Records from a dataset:
*-*-*
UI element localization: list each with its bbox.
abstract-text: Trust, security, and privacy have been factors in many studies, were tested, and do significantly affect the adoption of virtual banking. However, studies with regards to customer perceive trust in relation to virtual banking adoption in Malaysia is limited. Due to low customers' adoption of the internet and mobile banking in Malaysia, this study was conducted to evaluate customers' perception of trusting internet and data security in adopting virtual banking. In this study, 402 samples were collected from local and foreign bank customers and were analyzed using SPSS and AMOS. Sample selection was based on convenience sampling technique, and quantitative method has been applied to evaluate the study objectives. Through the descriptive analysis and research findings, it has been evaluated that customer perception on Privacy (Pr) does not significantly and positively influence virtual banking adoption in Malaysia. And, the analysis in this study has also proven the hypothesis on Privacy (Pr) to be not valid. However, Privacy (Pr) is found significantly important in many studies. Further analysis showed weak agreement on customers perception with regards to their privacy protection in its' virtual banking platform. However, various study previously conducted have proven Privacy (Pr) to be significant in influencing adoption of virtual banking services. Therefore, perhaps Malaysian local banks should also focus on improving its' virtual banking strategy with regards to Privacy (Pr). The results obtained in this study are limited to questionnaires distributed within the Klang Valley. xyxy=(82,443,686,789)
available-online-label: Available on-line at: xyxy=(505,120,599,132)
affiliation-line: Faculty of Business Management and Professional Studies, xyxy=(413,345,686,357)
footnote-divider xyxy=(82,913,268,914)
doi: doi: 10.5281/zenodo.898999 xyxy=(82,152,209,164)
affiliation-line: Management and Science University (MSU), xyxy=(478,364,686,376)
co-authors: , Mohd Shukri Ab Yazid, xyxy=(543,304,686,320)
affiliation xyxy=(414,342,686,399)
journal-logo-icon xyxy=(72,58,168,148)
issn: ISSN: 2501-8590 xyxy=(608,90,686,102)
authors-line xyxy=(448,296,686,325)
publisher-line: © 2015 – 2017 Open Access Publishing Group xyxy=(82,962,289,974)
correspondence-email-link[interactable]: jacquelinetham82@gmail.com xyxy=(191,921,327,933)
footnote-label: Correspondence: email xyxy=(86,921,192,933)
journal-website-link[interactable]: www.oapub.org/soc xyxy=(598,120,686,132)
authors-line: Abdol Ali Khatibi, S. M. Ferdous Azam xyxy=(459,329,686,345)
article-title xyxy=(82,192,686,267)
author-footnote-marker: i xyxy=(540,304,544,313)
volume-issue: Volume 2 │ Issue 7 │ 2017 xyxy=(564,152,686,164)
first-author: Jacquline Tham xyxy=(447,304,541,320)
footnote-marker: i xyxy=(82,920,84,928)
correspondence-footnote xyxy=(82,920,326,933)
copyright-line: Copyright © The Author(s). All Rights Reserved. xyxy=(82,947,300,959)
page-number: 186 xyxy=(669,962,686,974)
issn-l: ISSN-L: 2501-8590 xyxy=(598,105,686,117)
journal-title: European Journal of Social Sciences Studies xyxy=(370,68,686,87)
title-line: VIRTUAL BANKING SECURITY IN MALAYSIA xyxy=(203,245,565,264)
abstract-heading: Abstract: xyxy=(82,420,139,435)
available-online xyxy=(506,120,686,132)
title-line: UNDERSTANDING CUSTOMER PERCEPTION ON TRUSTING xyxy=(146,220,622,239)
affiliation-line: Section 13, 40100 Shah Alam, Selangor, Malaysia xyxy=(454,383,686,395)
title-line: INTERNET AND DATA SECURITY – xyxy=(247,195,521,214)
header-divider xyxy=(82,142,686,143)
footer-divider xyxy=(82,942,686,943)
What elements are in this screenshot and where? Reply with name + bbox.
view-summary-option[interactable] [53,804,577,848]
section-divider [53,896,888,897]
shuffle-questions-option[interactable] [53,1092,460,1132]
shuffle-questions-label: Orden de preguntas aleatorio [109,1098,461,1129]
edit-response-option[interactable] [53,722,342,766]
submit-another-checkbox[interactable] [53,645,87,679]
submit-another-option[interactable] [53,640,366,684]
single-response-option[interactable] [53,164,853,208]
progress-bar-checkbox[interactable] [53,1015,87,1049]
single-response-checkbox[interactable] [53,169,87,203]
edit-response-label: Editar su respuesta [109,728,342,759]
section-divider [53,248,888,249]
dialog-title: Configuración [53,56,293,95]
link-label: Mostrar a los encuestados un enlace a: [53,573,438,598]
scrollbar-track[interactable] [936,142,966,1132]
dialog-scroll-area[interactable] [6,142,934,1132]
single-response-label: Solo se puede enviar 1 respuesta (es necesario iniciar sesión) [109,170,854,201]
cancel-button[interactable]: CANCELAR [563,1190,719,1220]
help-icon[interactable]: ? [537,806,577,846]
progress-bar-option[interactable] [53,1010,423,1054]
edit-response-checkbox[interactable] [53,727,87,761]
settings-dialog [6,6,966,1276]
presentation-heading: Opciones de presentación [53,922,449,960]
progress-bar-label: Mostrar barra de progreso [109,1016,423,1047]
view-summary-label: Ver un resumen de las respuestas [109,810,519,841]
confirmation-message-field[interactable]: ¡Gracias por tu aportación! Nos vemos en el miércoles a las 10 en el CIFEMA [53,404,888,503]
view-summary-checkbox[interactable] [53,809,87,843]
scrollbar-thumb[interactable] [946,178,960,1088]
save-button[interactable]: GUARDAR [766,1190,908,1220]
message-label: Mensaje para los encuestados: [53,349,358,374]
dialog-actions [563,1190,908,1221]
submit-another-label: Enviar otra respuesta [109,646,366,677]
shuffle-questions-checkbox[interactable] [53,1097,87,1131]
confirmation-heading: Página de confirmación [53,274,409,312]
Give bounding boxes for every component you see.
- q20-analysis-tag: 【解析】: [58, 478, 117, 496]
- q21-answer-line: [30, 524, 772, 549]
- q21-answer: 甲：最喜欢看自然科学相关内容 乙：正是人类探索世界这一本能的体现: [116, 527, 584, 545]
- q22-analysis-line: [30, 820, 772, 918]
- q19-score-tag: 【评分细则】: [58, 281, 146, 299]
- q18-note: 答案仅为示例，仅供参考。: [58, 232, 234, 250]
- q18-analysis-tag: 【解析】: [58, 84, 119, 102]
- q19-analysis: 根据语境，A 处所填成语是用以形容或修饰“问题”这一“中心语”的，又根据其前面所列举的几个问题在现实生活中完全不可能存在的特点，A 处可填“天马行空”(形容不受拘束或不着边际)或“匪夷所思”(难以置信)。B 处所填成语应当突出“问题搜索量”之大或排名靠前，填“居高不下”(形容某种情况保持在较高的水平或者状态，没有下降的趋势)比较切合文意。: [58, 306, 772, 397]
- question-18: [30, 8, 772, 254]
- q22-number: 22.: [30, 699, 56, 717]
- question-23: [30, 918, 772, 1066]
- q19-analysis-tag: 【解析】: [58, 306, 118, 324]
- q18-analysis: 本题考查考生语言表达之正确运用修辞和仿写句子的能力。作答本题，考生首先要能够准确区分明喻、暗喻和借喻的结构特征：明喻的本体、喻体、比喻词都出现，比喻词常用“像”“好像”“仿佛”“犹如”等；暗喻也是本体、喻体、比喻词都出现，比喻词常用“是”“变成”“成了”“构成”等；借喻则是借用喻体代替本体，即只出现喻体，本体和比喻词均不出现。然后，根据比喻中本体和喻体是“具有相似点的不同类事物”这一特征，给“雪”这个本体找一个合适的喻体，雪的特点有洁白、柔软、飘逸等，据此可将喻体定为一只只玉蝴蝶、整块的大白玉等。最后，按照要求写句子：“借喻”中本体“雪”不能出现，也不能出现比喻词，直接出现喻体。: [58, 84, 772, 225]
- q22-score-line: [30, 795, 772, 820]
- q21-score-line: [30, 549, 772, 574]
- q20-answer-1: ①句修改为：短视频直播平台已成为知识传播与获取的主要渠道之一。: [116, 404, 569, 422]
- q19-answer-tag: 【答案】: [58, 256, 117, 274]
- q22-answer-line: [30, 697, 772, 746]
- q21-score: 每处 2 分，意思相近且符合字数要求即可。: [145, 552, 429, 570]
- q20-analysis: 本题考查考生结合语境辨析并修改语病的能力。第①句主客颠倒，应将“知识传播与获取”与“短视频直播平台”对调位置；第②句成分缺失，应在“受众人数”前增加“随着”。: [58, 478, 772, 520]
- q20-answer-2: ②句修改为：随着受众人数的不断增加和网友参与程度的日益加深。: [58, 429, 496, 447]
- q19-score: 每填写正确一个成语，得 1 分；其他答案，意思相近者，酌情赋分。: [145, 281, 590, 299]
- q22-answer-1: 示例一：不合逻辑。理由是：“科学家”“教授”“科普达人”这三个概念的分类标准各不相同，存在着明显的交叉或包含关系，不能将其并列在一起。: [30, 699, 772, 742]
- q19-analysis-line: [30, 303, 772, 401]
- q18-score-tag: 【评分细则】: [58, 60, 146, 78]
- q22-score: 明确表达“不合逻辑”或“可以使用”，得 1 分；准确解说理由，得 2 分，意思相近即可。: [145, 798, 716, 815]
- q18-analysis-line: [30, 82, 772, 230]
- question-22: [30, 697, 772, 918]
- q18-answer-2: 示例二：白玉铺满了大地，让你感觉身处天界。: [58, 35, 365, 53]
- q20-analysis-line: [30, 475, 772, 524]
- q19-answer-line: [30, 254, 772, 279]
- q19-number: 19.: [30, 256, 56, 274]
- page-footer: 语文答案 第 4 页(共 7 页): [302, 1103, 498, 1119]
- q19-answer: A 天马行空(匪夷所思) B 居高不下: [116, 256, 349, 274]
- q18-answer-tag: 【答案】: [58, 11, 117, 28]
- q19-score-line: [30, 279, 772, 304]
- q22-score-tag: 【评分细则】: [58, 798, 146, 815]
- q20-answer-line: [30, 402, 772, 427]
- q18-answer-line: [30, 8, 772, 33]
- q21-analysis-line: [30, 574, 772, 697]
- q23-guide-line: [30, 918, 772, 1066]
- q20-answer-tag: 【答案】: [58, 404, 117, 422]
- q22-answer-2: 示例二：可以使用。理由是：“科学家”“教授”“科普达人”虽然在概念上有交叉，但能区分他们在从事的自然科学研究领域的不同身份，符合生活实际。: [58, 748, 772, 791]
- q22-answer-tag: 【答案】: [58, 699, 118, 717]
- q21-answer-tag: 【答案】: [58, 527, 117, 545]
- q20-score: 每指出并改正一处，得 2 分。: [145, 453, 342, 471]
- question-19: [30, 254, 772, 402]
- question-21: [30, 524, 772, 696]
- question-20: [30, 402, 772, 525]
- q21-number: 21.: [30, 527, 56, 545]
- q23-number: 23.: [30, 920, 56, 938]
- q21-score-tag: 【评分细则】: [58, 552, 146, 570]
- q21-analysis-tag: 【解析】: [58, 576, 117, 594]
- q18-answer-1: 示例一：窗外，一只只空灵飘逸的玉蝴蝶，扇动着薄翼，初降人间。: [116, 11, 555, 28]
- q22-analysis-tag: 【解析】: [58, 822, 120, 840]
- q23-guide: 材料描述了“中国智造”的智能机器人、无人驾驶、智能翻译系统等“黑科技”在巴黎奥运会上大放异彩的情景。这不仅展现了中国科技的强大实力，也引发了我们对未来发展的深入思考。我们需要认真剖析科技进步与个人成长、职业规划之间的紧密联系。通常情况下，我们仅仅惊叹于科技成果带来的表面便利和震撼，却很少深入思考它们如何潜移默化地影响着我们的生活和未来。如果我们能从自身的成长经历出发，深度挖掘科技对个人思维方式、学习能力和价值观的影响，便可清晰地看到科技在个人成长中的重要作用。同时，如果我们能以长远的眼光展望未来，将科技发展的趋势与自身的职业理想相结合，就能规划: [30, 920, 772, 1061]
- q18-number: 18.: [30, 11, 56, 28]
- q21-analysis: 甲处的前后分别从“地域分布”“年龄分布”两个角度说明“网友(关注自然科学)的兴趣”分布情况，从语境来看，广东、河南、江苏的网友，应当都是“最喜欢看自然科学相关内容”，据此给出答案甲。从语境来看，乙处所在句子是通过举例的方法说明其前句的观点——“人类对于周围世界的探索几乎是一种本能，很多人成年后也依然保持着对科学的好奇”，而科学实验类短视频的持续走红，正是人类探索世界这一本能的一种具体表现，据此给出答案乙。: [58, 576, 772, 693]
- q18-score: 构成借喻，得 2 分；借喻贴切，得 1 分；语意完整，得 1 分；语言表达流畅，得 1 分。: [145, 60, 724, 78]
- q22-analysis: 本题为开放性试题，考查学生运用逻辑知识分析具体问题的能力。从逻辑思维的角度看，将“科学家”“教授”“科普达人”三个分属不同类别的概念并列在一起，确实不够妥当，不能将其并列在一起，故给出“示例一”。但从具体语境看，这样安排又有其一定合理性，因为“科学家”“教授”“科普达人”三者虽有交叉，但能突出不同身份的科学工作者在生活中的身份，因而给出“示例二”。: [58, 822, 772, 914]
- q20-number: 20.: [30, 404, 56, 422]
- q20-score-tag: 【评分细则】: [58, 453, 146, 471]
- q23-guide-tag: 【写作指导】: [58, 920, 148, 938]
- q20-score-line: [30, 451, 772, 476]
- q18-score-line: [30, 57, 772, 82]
*-*-*
Work to be completed:
List every line in the records above that contains the string "page", copying each one in full.

Finished task:
page-number: 186 xyxy=(669,962,686,974)
- page-footer: 语文答案 第 4 页(共 7 页): [302, 1103, 498, 1119]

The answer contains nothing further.